** START OF Available data **

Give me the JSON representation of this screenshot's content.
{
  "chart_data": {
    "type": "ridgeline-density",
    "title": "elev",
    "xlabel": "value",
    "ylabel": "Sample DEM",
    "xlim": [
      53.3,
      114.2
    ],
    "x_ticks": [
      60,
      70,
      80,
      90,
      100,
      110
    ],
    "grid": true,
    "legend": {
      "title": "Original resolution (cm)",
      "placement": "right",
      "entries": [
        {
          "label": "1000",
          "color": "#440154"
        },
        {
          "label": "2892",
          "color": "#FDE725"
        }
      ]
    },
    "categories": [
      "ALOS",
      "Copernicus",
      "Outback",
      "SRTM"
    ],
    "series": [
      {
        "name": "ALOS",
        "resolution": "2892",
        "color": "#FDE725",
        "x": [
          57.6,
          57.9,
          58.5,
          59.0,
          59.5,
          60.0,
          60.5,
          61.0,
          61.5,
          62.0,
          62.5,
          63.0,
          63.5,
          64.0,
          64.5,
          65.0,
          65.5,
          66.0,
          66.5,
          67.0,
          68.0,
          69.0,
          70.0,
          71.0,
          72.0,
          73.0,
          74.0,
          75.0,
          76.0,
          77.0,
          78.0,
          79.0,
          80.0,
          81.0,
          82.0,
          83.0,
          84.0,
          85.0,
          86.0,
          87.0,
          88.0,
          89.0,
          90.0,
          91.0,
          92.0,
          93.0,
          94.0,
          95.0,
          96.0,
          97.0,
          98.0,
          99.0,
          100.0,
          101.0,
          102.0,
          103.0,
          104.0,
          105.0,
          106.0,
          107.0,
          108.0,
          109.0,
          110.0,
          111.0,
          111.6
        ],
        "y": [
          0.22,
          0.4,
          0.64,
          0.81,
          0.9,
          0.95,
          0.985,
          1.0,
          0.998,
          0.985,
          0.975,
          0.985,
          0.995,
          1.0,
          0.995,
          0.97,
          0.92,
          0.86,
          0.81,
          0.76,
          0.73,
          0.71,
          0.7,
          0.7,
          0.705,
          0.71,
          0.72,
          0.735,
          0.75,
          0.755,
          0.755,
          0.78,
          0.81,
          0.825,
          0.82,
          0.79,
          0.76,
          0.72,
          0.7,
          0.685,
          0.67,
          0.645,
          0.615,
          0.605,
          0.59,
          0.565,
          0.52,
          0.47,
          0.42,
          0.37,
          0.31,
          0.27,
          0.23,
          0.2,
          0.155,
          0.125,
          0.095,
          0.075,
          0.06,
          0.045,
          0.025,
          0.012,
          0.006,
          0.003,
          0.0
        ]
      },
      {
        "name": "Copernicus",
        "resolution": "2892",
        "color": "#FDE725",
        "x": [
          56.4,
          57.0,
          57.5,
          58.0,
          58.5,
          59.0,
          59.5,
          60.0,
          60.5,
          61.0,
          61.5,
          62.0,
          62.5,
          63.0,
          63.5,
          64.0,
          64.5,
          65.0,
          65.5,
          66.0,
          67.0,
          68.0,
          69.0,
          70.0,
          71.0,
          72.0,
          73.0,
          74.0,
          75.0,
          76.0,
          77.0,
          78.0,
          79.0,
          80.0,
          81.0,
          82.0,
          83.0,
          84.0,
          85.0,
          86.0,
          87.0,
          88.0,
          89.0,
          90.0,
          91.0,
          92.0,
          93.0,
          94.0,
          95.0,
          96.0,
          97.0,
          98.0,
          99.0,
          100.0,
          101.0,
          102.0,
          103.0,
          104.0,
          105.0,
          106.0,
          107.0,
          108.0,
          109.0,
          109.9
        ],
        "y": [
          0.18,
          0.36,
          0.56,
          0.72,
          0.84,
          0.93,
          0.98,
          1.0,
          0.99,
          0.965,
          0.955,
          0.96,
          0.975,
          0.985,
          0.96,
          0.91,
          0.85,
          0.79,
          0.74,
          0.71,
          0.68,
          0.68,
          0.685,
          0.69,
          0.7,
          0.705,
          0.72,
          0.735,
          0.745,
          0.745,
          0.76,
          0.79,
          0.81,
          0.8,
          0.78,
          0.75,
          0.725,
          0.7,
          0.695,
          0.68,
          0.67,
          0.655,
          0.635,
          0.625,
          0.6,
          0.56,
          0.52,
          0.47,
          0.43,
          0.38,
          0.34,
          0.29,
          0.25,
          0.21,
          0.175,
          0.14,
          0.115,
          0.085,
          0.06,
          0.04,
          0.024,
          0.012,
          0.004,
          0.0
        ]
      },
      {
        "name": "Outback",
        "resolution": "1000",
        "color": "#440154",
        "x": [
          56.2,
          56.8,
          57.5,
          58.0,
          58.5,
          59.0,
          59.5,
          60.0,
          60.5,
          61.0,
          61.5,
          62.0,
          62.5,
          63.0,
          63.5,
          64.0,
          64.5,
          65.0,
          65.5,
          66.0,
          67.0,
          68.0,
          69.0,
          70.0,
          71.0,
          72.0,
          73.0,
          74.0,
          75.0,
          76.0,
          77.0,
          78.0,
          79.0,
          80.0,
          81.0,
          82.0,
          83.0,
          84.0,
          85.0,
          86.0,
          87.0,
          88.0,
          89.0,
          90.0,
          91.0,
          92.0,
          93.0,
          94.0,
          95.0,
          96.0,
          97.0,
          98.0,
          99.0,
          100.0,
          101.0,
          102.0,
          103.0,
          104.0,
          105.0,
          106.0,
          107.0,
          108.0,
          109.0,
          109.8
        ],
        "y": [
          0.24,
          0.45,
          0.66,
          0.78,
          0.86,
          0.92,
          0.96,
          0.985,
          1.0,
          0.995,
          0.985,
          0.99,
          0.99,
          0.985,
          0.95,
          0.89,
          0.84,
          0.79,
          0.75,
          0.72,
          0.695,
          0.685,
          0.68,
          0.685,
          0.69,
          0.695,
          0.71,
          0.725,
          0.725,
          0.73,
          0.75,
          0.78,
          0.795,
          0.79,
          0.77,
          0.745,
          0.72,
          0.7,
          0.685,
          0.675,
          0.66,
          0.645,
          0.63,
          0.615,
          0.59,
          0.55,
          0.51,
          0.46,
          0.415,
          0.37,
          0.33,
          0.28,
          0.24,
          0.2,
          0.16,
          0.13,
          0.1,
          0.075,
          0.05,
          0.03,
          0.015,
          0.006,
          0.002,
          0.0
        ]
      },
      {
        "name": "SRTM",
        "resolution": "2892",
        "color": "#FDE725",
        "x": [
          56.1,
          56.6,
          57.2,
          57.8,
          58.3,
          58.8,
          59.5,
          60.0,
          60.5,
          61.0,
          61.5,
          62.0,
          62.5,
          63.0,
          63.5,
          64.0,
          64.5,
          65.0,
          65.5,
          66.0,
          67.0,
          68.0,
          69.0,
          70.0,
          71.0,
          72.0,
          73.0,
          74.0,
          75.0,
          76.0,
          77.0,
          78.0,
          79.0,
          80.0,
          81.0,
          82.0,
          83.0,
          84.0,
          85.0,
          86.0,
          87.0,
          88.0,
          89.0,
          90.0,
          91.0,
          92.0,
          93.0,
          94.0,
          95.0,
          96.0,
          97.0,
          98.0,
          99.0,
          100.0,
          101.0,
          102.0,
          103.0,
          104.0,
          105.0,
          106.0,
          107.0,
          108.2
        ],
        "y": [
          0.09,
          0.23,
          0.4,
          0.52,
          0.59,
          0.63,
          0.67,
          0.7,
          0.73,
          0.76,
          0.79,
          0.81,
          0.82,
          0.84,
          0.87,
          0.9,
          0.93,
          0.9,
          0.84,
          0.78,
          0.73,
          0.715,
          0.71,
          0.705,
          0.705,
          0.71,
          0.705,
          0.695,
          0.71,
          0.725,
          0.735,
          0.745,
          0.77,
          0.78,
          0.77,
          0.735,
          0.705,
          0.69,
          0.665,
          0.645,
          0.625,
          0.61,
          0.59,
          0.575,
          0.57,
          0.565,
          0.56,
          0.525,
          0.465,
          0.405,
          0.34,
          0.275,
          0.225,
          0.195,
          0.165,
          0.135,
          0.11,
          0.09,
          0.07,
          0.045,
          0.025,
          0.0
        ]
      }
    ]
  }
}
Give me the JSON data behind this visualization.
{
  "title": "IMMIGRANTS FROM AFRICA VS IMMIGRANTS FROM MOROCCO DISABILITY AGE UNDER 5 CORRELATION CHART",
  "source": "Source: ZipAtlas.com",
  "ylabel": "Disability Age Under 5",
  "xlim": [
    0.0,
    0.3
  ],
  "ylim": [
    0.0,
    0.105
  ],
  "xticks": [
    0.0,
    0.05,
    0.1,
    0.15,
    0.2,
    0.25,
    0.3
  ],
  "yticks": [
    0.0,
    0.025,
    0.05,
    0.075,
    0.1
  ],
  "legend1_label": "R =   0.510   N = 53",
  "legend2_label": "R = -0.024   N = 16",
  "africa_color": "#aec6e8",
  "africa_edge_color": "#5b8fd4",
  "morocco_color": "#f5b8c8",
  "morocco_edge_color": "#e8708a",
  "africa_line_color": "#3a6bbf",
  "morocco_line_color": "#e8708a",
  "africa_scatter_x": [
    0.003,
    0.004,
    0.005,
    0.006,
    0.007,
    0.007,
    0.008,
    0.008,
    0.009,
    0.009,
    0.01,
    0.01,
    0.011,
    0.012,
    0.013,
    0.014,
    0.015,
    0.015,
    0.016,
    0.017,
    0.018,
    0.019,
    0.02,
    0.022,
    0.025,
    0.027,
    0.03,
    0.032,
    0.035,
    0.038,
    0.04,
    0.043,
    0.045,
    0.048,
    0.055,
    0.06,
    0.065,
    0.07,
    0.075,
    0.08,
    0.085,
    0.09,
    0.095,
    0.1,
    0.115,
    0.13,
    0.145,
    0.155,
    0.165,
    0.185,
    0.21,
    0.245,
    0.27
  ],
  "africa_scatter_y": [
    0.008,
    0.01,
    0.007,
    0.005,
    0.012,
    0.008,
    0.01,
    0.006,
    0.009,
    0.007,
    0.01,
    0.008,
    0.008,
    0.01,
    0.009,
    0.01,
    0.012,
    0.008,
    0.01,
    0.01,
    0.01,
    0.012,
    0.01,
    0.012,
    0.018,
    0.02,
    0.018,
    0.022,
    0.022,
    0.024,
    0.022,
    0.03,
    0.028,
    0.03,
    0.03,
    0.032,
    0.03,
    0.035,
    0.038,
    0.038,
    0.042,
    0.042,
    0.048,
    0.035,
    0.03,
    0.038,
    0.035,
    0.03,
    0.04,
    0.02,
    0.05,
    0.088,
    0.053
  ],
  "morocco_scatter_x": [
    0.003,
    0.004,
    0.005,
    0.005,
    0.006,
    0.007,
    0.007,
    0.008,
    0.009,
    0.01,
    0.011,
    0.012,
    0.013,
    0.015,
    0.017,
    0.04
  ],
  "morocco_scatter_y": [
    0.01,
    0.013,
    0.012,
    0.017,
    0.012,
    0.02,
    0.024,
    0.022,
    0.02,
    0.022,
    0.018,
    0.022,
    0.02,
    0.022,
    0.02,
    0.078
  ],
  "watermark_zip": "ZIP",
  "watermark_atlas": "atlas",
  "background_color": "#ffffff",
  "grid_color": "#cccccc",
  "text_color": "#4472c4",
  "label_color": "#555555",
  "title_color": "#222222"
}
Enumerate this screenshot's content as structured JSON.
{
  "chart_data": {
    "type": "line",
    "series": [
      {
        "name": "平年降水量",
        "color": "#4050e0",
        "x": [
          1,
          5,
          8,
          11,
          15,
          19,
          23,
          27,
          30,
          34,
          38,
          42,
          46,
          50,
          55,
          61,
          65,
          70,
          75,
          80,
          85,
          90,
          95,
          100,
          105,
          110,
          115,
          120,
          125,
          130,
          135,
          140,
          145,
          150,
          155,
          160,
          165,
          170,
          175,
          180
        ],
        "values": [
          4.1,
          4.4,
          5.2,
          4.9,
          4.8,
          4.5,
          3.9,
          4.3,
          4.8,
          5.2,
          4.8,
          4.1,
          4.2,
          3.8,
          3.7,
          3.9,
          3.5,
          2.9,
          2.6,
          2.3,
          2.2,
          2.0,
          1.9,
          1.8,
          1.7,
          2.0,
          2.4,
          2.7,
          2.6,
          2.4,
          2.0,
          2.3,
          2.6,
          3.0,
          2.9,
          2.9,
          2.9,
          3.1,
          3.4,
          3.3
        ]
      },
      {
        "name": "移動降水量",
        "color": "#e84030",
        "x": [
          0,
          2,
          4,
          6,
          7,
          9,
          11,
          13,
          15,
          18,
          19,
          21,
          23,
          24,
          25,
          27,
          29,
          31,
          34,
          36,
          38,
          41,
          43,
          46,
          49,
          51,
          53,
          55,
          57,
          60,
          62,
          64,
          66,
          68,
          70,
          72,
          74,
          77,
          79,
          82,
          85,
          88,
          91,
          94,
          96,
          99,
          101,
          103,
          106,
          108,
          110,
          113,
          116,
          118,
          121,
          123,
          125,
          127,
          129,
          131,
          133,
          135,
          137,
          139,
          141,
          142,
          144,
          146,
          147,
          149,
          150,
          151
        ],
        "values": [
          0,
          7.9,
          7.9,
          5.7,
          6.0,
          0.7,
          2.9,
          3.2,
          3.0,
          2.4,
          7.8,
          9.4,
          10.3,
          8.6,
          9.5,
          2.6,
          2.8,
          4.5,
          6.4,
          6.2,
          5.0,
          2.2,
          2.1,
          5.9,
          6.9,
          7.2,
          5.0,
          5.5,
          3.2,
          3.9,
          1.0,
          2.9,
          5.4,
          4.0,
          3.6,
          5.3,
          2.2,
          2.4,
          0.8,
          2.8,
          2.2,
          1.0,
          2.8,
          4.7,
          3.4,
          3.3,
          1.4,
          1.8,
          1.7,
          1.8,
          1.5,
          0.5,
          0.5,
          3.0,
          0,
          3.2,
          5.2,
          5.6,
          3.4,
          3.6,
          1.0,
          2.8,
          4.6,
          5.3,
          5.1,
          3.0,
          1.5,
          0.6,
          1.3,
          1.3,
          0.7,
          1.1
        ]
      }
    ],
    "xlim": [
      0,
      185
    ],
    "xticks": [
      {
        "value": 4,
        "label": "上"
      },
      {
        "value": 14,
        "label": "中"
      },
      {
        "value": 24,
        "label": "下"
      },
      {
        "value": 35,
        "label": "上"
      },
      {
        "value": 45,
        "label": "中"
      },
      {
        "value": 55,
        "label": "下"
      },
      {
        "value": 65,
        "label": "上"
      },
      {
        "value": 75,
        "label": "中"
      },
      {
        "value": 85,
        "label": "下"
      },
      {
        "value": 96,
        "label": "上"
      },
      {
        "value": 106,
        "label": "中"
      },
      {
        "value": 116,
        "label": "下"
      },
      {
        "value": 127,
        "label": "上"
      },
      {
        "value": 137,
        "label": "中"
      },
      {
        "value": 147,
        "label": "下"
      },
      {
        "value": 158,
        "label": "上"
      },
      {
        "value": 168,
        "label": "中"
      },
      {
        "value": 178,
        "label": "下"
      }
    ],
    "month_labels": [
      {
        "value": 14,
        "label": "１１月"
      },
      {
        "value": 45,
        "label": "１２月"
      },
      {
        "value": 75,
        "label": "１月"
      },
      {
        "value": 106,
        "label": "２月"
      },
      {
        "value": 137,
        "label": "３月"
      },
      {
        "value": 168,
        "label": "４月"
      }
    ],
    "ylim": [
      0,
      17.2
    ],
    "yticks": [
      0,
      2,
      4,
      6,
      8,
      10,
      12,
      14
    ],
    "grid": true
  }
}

** END OF Available data **

● Short exercise
Identify all lines where the word "screenshot" shows up. Copy them.

● Answer to the task
Give me the JSON representation of this screenshot's content.
Enumerate this screenshot's content as structured JSON.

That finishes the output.